(begin)

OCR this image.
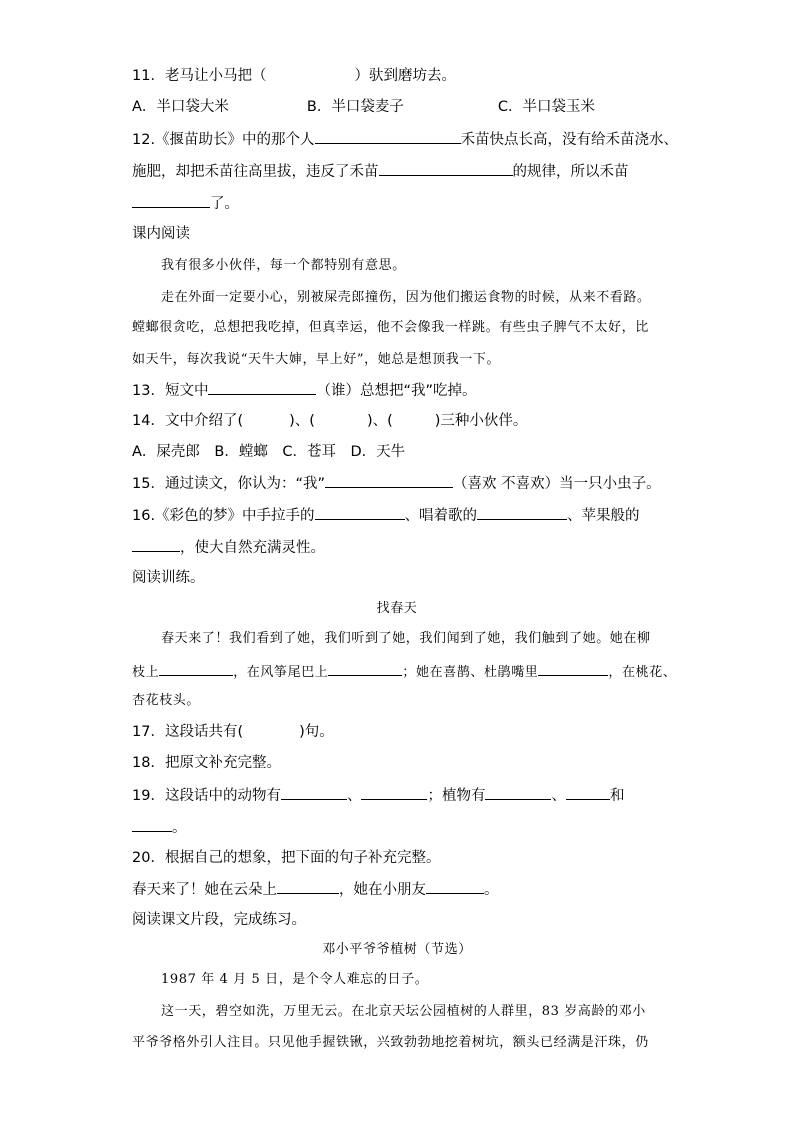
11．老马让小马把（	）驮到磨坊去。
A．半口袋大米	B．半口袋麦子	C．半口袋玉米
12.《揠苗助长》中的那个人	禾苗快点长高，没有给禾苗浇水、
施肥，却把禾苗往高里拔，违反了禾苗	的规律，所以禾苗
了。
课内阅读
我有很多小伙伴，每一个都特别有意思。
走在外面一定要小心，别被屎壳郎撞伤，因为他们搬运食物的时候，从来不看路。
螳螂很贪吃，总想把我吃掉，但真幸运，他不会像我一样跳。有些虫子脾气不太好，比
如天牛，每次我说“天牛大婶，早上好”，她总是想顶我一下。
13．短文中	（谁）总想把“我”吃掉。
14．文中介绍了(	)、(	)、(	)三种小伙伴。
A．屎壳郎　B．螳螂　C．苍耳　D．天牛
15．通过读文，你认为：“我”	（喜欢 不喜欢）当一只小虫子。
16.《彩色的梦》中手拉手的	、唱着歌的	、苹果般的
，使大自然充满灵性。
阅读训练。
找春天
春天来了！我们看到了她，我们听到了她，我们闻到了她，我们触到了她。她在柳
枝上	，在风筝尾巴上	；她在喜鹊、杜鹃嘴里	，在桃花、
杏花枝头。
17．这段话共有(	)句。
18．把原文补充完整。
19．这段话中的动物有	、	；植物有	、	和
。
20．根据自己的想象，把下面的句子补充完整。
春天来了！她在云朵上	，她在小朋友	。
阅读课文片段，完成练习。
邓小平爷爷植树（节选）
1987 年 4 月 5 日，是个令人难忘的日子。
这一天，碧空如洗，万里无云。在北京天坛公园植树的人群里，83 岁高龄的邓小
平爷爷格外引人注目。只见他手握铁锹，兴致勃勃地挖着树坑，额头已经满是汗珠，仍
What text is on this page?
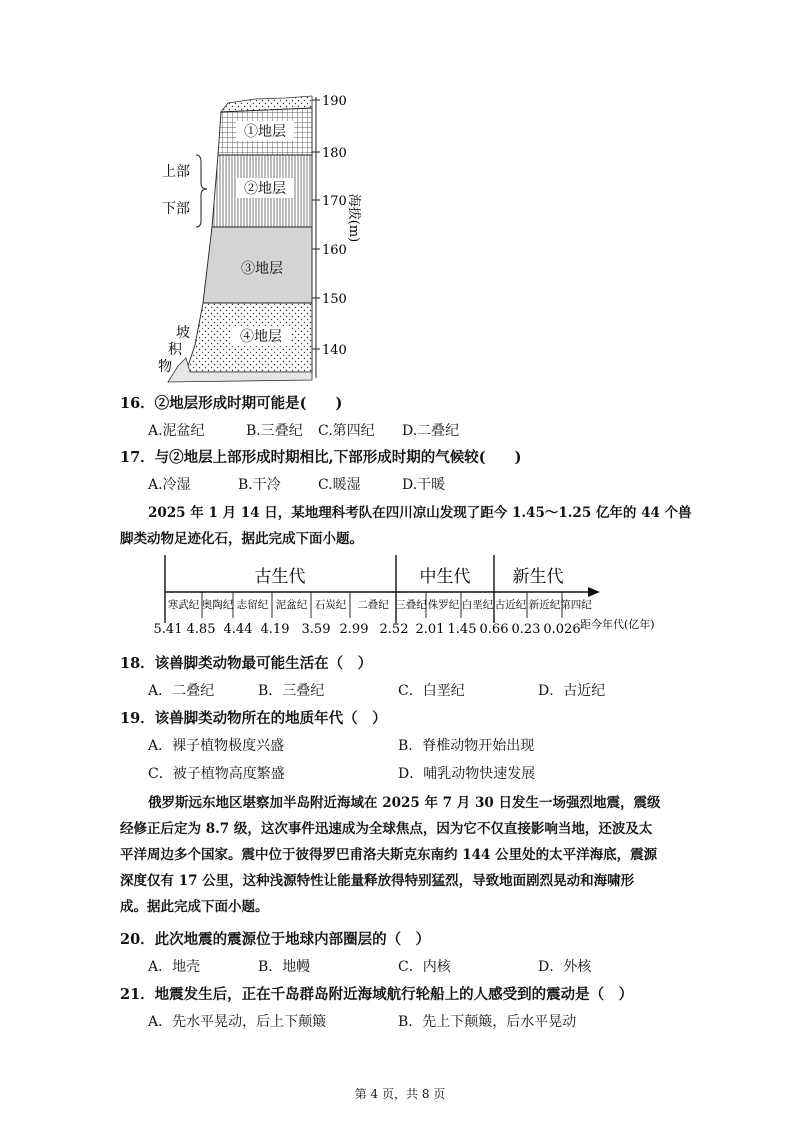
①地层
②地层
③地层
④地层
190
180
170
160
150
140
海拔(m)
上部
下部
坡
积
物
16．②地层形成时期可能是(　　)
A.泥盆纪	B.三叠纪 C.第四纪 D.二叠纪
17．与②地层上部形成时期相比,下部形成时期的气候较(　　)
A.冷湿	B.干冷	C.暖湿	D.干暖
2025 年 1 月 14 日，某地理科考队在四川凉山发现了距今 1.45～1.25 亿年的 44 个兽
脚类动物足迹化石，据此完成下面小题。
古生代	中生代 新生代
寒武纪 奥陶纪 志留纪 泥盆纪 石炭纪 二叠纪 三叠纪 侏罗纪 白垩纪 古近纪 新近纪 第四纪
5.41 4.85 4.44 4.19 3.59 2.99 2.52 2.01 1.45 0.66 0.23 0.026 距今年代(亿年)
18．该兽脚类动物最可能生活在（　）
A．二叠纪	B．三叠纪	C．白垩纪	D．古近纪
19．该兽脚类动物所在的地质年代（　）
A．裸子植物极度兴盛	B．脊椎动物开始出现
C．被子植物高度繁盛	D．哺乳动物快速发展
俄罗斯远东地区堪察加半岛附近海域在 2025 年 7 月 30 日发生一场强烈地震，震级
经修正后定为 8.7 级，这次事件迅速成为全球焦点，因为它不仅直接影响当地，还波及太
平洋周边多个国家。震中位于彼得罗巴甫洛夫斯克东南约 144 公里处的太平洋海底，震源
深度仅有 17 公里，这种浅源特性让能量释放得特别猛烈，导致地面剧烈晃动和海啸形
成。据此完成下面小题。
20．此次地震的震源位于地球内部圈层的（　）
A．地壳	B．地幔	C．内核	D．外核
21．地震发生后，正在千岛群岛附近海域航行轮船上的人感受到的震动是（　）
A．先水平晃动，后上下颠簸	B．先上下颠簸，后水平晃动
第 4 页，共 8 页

(end)

Written request
The lines to repeat run from the line containing "What text is on this page?" through the last line of the material above; give them exactly, without the pictures.

Worked solution
What text is on this page?
①地层
②地层
③地层
④地层
190
180
170
160
150
140
海拔(m)
上部
下部
坡
积
物
16．②地层形成时期可能是(　　)
A.泥盆纪	B.三叠纪 C.第四纪 D.二叠纪
17．与②地层上部形成时期相比,下部形成时期的气候较(　　)
A.冷湿	B.干冷	C.暖湿	D.干暖
2025 年 1 月 14 日，某地理科考队在四川凉山发现了距今 1.45～1.25 亿年的 44 个兽
脚类动物足迹化石，据此完成下面小题。
古生代	中生代 新生代
寒武纪 奥陶纪 志留纪 泥盆纪 石炭纪 二叠纪 三叠纪 侏罗纪 白垩纪 古近纪 新近纪 第四纪
5.41 4.85 4.44 4.19 3.59 2.99 2.52 2.01 1.45 0.66 0.23 0.026 距今年代(亿年)
18．该兽脚类动物最可能生活在（　）
A．二叠纪	B．三叠纪	C．白垩纪	D．古近纪
19．该兽脚类动物所在的地质年代（　）
A．裸子植物极度兴盛	B．脊椎动物开始出现
C．被子植物高度繁盛	D．哺乳动物快速发展
俄罗斯远东地区堪察加半岛附近海域在 2025 年 7 月 30 日发生一场强烈地震，震级
经修正后定为 8.7 级，这次事件迅速成为全球焦点，因为它不仅直接影响当地，还波及太
平洋周边多个国家。震中位于彼得罗巴甫洛夫斯克东南约 144 公里处的太平洋海底，震源
深度仅有 17 公里，这种浅源特性让能量释放得特别猛烈，导致地面剧烈晃动和海啸形
成。据此完成下面小题。
20．此次地震的震源位于地球内部圈层的（　）
A．地壳	B．地幔	C．内核	D．外核
21．地震发生后，正在千岛群岛附近海域航行轮船上的人感受到的震动是（　）
A．先水平晃动，后上下颠簸	B．先上下颠簸，后水平晃动
第 4 页，共 8 页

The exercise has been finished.